Pull out every line in the data that has the string "arrow" in it.

--- Dataset entries ---

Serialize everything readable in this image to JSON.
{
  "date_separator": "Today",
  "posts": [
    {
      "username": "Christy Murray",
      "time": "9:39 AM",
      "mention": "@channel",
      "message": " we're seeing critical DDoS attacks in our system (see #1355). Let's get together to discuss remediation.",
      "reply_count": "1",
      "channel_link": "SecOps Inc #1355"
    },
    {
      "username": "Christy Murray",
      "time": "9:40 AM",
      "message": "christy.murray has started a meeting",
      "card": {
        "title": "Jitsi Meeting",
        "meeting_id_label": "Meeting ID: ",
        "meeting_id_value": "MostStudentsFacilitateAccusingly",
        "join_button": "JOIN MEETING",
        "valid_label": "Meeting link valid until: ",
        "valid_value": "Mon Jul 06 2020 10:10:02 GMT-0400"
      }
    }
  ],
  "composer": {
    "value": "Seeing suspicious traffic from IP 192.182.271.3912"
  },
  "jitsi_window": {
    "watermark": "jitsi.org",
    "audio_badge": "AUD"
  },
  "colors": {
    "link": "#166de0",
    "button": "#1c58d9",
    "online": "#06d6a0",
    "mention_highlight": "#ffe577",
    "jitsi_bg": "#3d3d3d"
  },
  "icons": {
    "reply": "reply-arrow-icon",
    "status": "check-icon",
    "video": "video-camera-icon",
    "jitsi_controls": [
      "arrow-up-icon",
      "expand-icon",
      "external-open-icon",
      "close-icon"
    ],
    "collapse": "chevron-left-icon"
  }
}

---
--- Dataset entries ---

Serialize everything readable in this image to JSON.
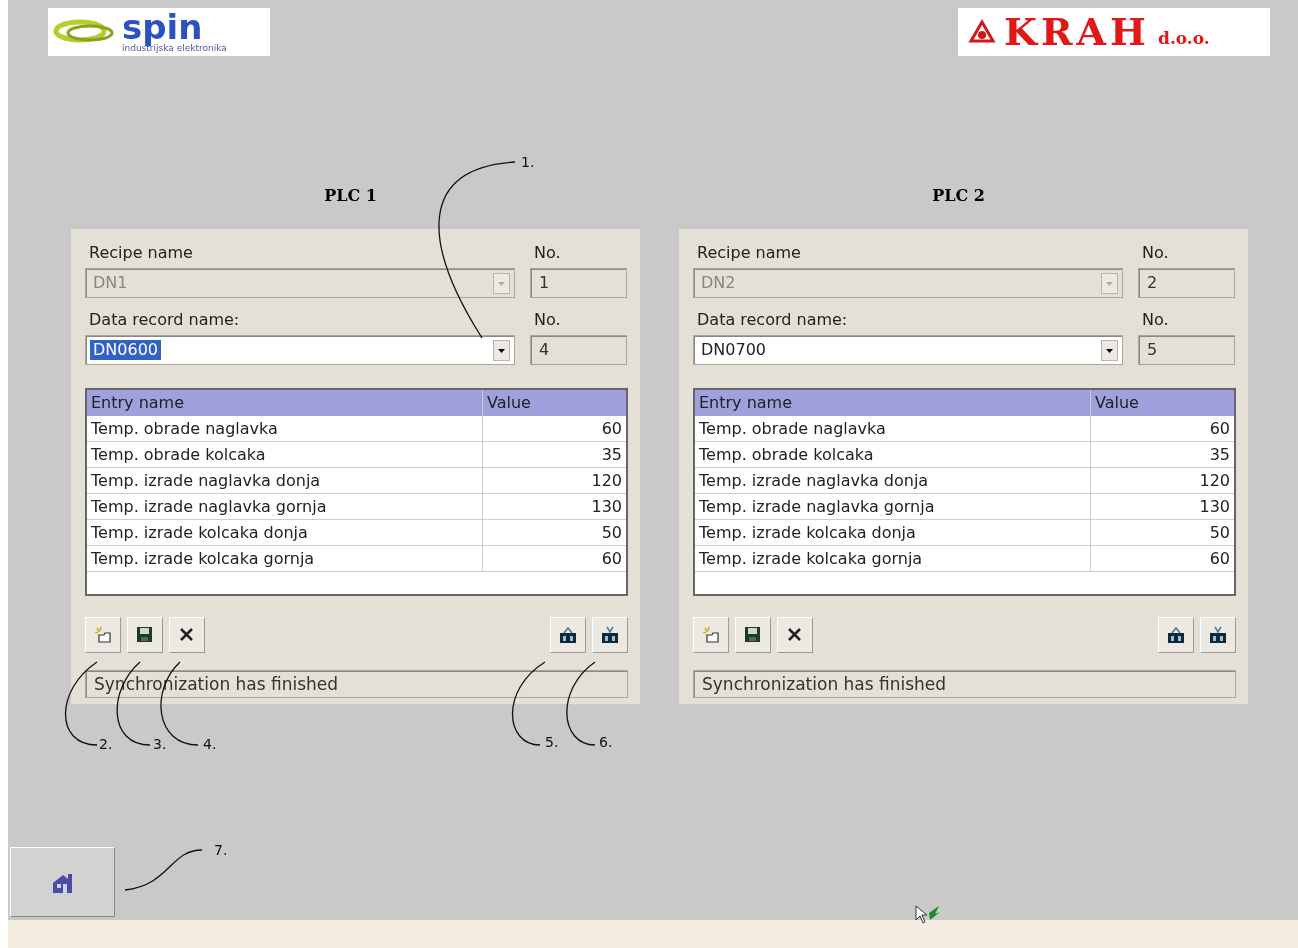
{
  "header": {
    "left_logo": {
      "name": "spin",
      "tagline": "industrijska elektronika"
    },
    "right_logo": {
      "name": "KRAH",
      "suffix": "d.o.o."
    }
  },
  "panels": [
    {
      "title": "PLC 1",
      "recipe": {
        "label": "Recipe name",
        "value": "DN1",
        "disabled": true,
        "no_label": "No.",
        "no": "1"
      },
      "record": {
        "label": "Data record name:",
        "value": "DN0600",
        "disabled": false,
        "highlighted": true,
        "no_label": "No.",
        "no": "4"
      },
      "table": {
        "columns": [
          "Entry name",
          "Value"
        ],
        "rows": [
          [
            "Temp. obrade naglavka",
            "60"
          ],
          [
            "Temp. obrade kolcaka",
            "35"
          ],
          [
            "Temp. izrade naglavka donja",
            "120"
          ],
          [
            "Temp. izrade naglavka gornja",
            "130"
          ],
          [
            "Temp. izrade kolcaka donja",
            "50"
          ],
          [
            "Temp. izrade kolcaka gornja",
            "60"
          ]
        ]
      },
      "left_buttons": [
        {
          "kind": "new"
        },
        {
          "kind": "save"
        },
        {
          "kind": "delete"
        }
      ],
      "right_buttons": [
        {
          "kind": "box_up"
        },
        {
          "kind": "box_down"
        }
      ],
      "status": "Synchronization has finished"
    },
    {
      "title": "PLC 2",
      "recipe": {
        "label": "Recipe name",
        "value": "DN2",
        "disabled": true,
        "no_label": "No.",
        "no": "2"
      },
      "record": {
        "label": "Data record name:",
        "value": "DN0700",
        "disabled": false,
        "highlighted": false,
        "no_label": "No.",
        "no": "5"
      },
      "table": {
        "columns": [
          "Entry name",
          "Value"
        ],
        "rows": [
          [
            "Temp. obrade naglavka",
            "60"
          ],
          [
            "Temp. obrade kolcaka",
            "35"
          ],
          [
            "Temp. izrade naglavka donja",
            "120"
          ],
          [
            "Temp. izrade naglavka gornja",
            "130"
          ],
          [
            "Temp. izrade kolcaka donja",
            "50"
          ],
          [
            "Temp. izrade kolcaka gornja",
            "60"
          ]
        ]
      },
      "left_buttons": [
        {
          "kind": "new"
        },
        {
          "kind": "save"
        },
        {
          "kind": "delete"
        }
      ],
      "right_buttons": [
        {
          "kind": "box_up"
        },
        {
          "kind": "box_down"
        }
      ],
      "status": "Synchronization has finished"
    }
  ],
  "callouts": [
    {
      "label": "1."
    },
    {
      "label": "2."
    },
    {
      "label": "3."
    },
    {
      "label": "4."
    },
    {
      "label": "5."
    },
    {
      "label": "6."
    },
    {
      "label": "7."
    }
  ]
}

---

- **Result of this task**:
    "reply": "reply-arrow-icon",
      "arrow-up-icon",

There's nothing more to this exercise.